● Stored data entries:
* * * *
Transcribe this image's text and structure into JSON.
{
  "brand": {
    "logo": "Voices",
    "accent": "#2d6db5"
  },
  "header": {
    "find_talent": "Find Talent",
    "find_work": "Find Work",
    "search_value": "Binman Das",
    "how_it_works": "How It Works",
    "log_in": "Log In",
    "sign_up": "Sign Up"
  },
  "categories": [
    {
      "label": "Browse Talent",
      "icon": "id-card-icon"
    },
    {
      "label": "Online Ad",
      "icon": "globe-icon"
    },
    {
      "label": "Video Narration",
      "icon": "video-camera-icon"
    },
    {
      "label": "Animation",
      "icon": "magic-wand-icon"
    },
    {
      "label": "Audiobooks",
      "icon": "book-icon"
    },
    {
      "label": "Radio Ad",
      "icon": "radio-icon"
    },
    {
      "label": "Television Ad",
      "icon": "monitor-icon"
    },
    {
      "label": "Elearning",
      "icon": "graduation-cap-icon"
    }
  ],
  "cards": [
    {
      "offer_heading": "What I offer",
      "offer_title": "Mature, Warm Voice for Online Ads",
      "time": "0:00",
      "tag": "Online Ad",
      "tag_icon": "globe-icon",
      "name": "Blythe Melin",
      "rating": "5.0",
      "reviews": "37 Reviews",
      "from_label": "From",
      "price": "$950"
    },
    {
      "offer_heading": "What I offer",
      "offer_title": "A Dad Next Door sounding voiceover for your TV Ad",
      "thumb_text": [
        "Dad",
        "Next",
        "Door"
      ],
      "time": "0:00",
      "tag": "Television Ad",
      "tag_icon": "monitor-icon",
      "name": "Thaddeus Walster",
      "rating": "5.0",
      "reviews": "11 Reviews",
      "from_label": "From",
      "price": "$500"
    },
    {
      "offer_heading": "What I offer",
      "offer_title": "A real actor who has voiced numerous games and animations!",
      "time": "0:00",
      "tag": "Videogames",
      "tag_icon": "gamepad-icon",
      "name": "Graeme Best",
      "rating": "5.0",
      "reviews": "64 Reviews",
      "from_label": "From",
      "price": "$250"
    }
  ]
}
* * * *
Your task is to output all of the data above word for word.

● Answer for this exercise:
Transcribe this image's text and structure into JSON.
{
  "brand": {
    "logo": "Voices",
    "accent": "#2d6db5"
  },
  "header": {
    "find_talent": "Find Talent",
    "find_work": "Find Work",
    "search_value": "Binman Das",
    "how_it_works": "How It Works",
    "log_in": "Log In",
    "sign_up": "Sign Up"
  },
  "categories": [
    {
      "label": "Browse Talent",
      "icon": "id-card-icon"
    },
    {
      "label": "Online Ad",
      "icon": "globe-icon"
    },
    {
      "label": "Video Narration",
      "icon": "video-camera-icon"
    },
    {
      "label": "Animation",
      "icon": "magic-wand-icon"
    },
    {
      "label": "Audiobooks",
      "icon": "book-icon"
    },
    {
      "label": "Radio Ad",
      "icon": "radio-icon"
    },
    {
      "label": "Television Ad",
      "icon": "monitor-icon"
    },
    {
      "label": "Elearning",
      "icon": "graduation-cap-icon"
    }
  ],
  "cards": [
    {
      "offer_heading": "What I offer",
      "offer_title": "Mature, Warm Voice for Online Ads",
      "time": "0:00",
      "tag": "Online Ad",
      "tag_icon": "globe-icon",
      "name": "Blythe Melin",
      "rating": "5.0",
      "reviews": "37 Reviews",
      "from_label": "From",
      "price": "$950"
    },
    {
      "offer_heading": "What I offer",
      "offer_title": "A Dad Next Door sounding voiceover for your TV Ad",
      "thumb_text": [
        "Dad",
        "Next",
        "Door"
      ],
      "time": "0:00",
      "tag": "Television Ad",
      "tag_icon": "monitor-icon",
      "name": "Thaddeus Walster",
      "rating": "5.0",
      "reviews": "11 Reviews",
      "from_label": "From",
      "price": "$500"
    },
    {
      "offer_heading": "What I offer",
      "offer_title": "A real actor who has voiced numerous games and animations!",
      "time": "0:00",
      "tag": "Videogames",
      "tag_icon": "gamepad-icon",
      "name": "Graeme Best",
      "rating": "5.0",
      "reviews": "64 Reviews",
      "from_label": "From",
      "price": "$250"
    }
  ]
}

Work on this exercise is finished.